Exercise task
Reproduce exactly the lines from the one containing "Transcribe this image's" through the last line of the data, both ends included.

Provided data
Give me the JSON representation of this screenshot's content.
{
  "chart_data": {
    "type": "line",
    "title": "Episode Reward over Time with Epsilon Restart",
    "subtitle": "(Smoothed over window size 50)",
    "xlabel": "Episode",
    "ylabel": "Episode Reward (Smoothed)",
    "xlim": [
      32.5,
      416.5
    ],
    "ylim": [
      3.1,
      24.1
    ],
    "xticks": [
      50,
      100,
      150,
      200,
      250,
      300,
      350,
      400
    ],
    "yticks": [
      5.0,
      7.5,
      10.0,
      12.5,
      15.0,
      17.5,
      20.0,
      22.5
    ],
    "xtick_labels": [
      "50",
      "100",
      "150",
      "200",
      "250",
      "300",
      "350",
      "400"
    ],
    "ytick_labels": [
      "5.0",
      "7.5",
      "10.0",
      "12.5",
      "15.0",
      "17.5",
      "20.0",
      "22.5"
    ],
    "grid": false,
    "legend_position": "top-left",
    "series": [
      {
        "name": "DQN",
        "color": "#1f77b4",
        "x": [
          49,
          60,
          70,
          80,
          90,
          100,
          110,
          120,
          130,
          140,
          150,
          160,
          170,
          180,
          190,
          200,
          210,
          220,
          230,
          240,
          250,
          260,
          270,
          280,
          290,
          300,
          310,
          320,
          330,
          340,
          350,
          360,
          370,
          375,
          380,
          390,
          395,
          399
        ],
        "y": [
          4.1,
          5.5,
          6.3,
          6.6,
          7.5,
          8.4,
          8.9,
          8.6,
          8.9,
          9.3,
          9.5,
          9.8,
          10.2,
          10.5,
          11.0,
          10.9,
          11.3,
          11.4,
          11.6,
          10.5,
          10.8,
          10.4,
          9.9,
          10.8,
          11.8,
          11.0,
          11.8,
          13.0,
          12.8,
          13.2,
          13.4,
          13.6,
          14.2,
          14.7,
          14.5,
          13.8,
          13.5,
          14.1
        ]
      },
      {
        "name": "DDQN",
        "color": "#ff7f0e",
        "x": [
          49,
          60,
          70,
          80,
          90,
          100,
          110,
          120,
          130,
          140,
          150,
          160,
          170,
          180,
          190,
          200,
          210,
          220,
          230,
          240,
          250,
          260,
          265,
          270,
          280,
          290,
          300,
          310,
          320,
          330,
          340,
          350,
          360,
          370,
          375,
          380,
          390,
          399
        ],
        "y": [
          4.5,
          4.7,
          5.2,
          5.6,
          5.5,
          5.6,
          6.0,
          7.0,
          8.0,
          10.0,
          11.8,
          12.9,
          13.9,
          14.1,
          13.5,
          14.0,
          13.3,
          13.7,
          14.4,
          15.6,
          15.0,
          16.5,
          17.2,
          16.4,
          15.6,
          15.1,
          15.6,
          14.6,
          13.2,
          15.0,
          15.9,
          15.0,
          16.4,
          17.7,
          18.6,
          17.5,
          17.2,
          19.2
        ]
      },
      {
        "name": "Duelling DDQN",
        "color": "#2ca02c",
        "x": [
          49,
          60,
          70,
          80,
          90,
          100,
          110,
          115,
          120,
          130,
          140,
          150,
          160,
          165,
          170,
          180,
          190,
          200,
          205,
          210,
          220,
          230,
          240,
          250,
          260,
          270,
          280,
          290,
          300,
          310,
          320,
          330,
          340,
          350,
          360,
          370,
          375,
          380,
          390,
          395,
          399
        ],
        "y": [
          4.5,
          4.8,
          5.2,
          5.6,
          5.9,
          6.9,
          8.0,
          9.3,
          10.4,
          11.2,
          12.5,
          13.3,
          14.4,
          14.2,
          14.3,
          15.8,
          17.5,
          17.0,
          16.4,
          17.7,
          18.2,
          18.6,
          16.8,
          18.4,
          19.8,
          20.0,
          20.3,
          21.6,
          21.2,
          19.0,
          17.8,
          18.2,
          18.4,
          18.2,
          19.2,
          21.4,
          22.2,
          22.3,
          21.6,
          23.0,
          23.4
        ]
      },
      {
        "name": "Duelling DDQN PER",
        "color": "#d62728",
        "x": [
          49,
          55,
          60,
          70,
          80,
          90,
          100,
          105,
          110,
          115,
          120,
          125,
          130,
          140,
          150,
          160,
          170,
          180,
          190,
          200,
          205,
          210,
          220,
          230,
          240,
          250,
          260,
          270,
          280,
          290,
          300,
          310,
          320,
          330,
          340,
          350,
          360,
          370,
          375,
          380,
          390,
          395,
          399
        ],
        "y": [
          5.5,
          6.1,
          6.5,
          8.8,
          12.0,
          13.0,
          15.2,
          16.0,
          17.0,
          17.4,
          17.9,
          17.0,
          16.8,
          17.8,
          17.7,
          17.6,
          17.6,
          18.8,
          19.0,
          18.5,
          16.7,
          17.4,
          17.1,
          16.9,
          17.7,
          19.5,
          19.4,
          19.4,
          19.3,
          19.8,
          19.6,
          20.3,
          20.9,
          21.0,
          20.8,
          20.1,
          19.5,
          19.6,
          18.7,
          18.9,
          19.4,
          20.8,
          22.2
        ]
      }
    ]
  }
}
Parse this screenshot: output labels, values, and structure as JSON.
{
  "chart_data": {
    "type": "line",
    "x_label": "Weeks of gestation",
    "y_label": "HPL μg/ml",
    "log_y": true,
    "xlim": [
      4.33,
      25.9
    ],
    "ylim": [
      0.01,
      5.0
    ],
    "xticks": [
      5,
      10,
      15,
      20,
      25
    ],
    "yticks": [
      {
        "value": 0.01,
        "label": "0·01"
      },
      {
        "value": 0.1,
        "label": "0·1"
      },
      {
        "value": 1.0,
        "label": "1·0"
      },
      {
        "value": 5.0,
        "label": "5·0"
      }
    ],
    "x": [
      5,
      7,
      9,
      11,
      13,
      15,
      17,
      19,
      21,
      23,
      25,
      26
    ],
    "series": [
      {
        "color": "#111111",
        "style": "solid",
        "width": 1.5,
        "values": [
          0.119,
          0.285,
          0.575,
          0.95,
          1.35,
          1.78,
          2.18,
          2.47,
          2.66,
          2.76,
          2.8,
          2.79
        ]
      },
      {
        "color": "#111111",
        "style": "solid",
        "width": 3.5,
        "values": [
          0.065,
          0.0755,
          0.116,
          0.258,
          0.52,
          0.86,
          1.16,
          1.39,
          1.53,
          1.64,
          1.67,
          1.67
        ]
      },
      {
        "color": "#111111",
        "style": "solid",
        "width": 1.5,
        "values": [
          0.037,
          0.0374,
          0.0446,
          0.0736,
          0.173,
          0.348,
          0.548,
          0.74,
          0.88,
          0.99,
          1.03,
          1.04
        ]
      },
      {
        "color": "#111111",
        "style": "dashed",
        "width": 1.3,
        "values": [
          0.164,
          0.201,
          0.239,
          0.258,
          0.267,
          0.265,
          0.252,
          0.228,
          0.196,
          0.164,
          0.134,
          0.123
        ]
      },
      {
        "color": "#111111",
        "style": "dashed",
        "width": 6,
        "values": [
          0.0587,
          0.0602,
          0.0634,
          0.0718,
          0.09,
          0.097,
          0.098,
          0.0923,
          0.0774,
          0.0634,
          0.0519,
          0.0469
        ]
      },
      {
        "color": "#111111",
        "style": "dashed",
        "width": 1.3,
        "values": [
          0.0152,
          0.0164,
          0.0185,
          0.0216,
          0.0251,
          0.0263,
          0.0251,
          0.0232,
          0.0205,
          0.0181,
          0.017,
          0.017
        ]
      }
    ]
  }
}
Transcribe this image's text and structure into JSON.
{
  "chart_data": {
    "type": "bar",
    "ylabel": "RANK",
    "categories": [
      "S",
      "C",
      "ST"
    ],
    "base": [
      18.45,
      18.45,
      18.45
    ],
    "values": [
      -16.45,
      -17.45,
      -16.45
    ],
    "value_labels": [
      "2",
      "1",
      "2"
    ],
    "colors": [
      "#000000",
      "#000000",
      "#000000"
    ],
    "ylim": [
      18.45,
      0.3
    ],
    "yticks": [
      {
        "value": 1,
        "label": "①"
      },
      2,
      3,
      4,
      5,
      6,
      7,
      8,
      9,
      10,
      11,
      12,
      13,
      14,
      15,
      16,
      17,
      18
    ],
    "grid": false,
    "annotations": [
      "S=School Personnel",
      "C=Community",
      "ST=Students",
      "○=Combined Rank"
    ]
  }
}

Answer
Transcribe this image's text and structure into JSON.
{
  "chart_data": {
    "type": "bar",
    "ylabel": "RANK",
    "categories": [
      "S",
      "C",
      "ST"
    ],
    "base": [
      18.45,
      18.45,
      18.45
    ],
    "values": [
      -16.45,
      -17.45,
      -16.45
    ],
    "value_labels": [
      "2",
      "1",
      "2"
    ],
    "colors": [
      "#000000",
      "#000000",
      "#000000"
    ],
    "ylim": [
      18.45,
      0.3
    ],
    "yticks": [
      {
        "value": 1,
        "label": "①"
      },
      2,
      3,
      4,
      5,
      6,
      7,
      8,
      9,
      10,
      11,
      12,
      13,
      14,
      15,
      16,
      17,
      18
    ],
    "grid": false,
    "annotations": [
      "S=School Personnel",
      "C=Community",
      "ST=Students",
      "○=Combined Rank"
    ]
  }
}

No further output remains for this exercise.